▶ _Instruction_:
Skip the images and return the records below exactly.
-- BEGIN --
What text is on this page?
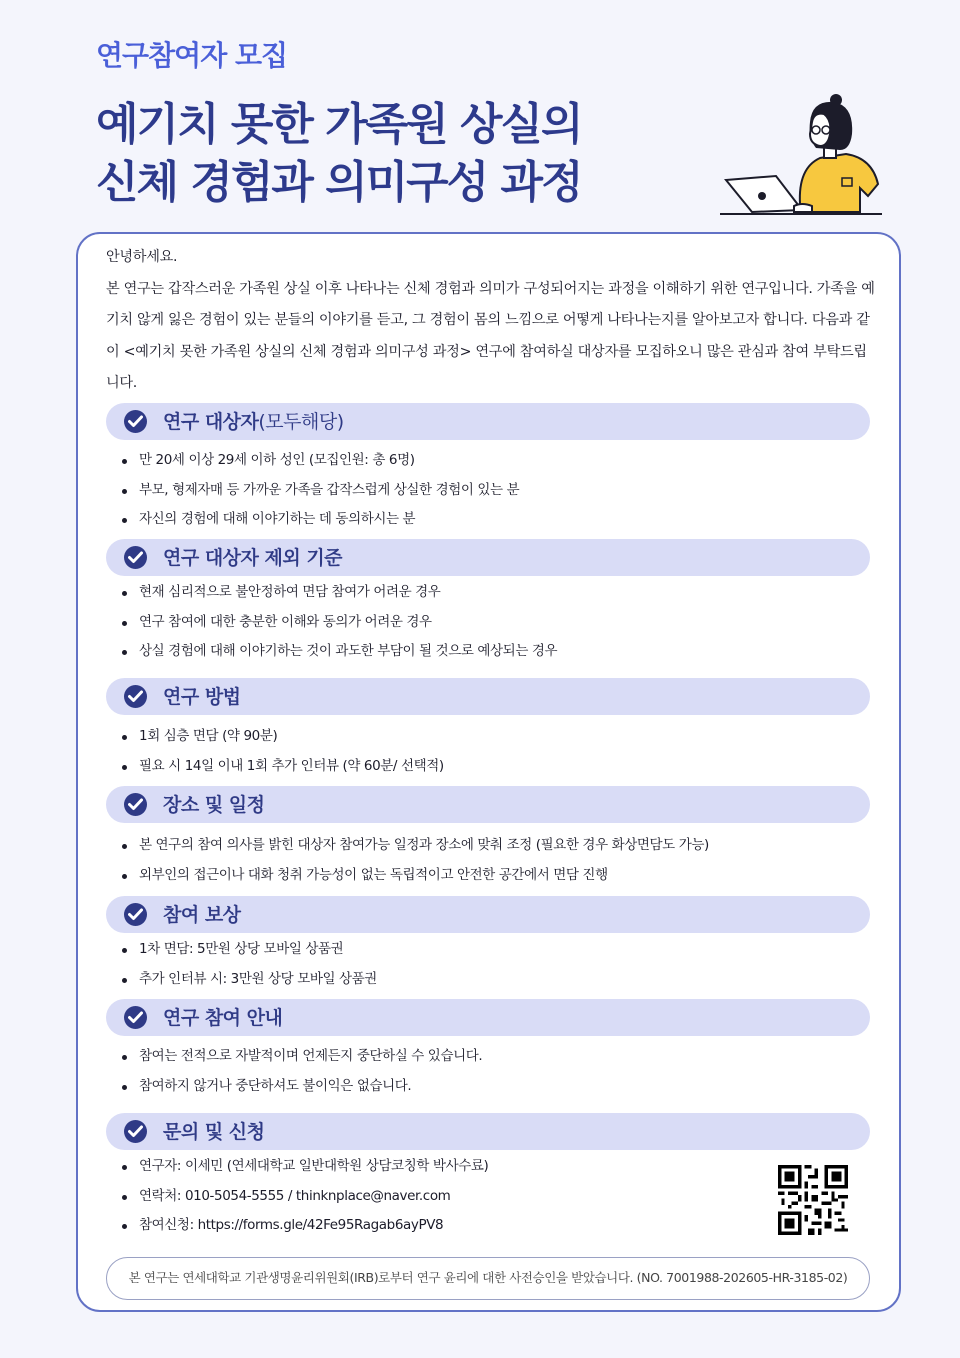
연구참여자 모집
예기치 못한 가족원 상실의
신체 경험과 의미구성 과정
안녕하세요.
본 연구는 갑작스러운 가족원 상실 이후 나타나는 신체 경험과 의미가 구성되어지는 과정을 이해하기 위한 연구입니다. 가족을 예기치 않게 잃은 경험이 있는 분들의 이야기를 듣고, 그 경험이 몸의 느낌으로 어떻게 나타나는지를 알아보고자 합니다. 다음과 같이 <예기치 못한 가족원 상실의 신체 경험과 의미구성 과정> 연구에 참여하실 대상자를 모집하오니 많은 관심과 참여 부탁드립니다.
연구 대상자(모두해당)
만 20세 이상 29세 이하 성인 (모집인원: 총 6명)
부모, 형제자매 등 가까운 가족을 갑작스럽게 상실한 경험이 있는 분
자신의 경험에 대해 이야기하는 데 동의하시는 분
연구 대상자 제외 기준
현재 심리적으로 불안정하여 면담 참여가 어려운 경우
연구 참여에 대한 충분한 이해와 동의가 어려운 경우
상실 경험에 대해 이야기하는 것이 과도한 부담이 될 것으로 예상되는 경우
연구 방법
1회 심층 면담 (약 90분)
필요 시 14일 이내 1회 추가 인터뷰 (약 60분/ 선택적)
장소 및 일정
본 연구의 참여 의사를 밝힌 대상자 참여가능 일정과 장소에 맞춰 조정 (필요한 경우 화상면담도 가능)
외부인의 접근이나 대화 청취 가능성이 없는 독립적이고 안전한 공간에서 면담 진행
참여 보상
1차 면담: 5만원 상당 모바일 상품권
추가 인터뷰 시: 3만원 상당 모바일 상품권
연구 참여 안내
참여는 전적으로 자발적이며 언제든지 중단하실 수 있습니다.
참여하지 않거나 중단하셔도 불이익은 없습니다.
문의 및 신청
연구자: 이세민 (연세대학교 일반대학원 상담코칭학 박사수료)
연락처: 010-5054-5555 / thinknplace@naver.com
참여신청: https://forms.gle/42Fe95Ragab6ayPV8
본 연구는 연세대학교 기관생명윤리위원회(IRB)로부터 연구 윤리에 대한 사전승인을 받았습니다. (NO. 7001988-202605-HR-3185-02)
-- END --
▶ _Result of the task_:
What text is on this page?
연구참여자 모집
예기치 못한 가족원 상실의
신체 경험과 의미구성 과정
안녕하세요.
본 연구는 갑작스러운 가족원 상실 이후 나타나는 신체 경험과 의미가 구성되어지는 과정을 이해하기 위한 연구입니다. 가족을 예기치 않게 잃은 경험이 있는 분들의 이야기를 듣고, 그 경험이 몸의 느낌으로 어떻게 나타나는지를 알아보고자 합니다. 다음과 같이 <예기치 못한 가족원 상실의 신체 경험과 의미구성 과정> 연구에 참여하실 대상자를 모집하오니 많은 관심과 참여 부탁드립니다.
연구 대상자(모두해당)
만 20세 이상 29세 이하 성인 (모집인원: 총 6명)
부모, 형제자매 등 가까운 가족을 갑작스럽게 상실한 경험이 있는 분
자신의 경험에 대해 이야기하는 데 동의하시는 분
연구 대상자 제외 기준
현재 심리적으로 불안정하여 면담 참여가 어려운 경우
연구 참여에 대한 충분한 이해와 동의가 어려운 경우
상실 경험에 대해 이야기하는 것이 과도한 부담이 될 것으로 예상되는 경우
연구 방법
1회 심층 면담 (약 90분)
필요 시 14일 이내 1회 추가 인터뷰 (약 60분/ 선택적)
장소 및 일정
본 연구의 참여 의사를 밝힌 대상자 참여가능 일정과 장소에 맞춰 조정 (필요한 경우 화상면담도 가능)
외부인의 접근이나 대화 청취 가능성이 없는 독립적이고 안전한 공간에서 면담 진행
참여 보상
1차 면담: 5만원 상당 모바일 상품권
추가 인터뷰 시: 3만원 상당 모바일 상품권
연구 참여 안내
참여는 전적으로 자발적이며 언제든지 중단하실 수 있습니다.
참여하지 않거나 중단하셔도 불이익은 없습니다.
문의 및 신청
연구자: 이세민 (연세대학교 일반대학원 상담코칭학 박사수료)
연락처: 010-5054-5555 / thinknplace@naver.com
참여신청: https://forms.gle/42Fe95Ragab6ayPV8
본 연구는 연세대학교 기관생명윤리위원회(IRB)로부터 연구 윤리에 대한 사전승인을 받았습니다. (NO. 7001988-202605-HR-3185-02)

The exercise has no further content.